**** DATA FOR THIS EXERCISE ****

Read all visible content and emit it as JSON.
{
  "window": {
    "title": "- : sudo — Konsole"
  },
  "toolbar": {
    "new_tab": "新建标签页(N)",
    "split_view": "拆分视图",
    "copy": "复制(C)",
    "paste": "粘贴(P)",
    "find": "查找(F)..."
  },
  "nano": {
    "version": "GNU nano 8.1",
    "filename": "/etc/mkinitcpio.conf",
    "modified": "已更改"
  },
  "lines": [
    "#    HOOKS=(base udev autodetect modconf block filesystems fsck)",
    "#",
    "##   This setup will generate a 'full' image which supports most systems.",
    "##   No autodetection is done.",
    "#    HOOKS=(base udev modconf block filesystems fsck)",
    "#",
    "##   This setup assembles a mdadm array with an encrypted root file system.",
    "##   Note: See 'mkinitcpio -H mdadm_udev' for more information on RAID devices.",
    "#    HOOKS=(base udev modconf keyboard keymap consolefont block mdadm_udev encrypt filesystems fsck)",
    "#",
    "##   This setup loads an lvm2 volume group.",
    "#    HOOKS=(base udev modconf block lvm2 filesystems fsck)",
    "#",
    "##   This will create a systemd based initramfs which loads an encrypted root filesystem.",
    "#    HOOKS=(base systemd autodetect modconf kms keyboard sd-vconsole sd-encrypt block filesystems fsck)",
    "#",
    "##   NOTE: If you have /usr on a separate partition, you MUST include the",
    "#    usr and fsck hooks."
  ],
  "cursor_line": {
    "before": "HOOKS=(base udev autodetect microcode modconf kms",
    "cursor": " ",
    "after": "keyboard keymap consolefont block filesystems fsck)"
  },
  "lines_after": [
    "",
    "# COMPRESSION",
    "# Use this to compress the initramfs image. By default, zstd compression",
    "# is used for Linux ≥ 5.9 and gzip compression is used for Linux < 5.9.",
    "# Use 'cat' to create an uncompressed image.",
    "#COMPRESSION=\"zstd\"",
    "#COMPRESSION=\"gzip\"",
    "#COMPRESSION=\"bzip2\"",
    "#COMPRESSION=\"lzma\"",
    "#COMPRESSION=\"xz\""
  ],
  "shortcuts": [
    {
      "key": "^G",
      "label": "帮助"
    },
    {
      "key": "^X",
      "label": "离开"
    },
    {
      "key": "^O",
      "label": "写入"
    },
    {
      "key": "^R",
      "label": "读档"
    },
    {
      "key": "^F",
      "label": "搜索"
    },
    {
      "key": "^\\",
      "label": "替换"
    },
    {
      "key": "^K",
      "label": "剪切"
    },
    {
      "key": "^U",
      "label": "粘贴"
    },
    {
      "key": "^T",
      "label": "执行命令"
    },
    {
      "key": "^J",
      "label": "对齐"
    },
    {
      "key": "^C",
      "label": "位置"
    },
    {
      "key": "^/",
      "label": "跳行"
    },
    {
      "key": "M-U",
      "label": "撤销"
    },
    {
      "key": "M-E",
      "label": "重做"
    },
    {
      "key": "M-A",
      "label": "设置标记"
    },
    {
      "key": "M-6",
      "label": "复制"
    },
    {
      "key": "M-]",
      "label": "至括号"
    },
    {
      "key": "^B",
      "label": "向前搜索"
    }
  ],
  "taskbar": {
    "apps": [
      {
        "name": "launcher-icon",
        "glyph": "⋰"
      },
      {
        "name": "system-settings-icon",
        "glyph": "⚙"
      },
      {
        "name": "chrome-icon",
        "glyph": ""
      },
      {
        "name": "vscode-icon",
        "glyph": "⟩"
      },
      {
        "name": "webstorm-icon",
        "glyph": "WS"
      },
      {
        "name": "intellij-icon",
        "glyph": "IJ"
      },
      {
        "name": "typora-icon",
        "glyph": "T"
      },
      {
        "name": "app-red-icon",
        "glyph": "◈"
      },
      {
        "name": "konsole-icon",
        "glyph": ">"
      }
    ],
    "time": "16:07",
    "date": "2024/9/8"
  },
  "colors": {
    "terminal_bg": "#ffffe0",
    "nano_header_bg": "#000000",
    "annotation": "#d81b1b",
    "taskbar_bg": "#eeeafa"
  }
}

****

**PROBLEM TO WORK ON**
Give the number of lines that hold the word "keymap" in these records, with nothing added.

**WRITTEN SOLUTION**
2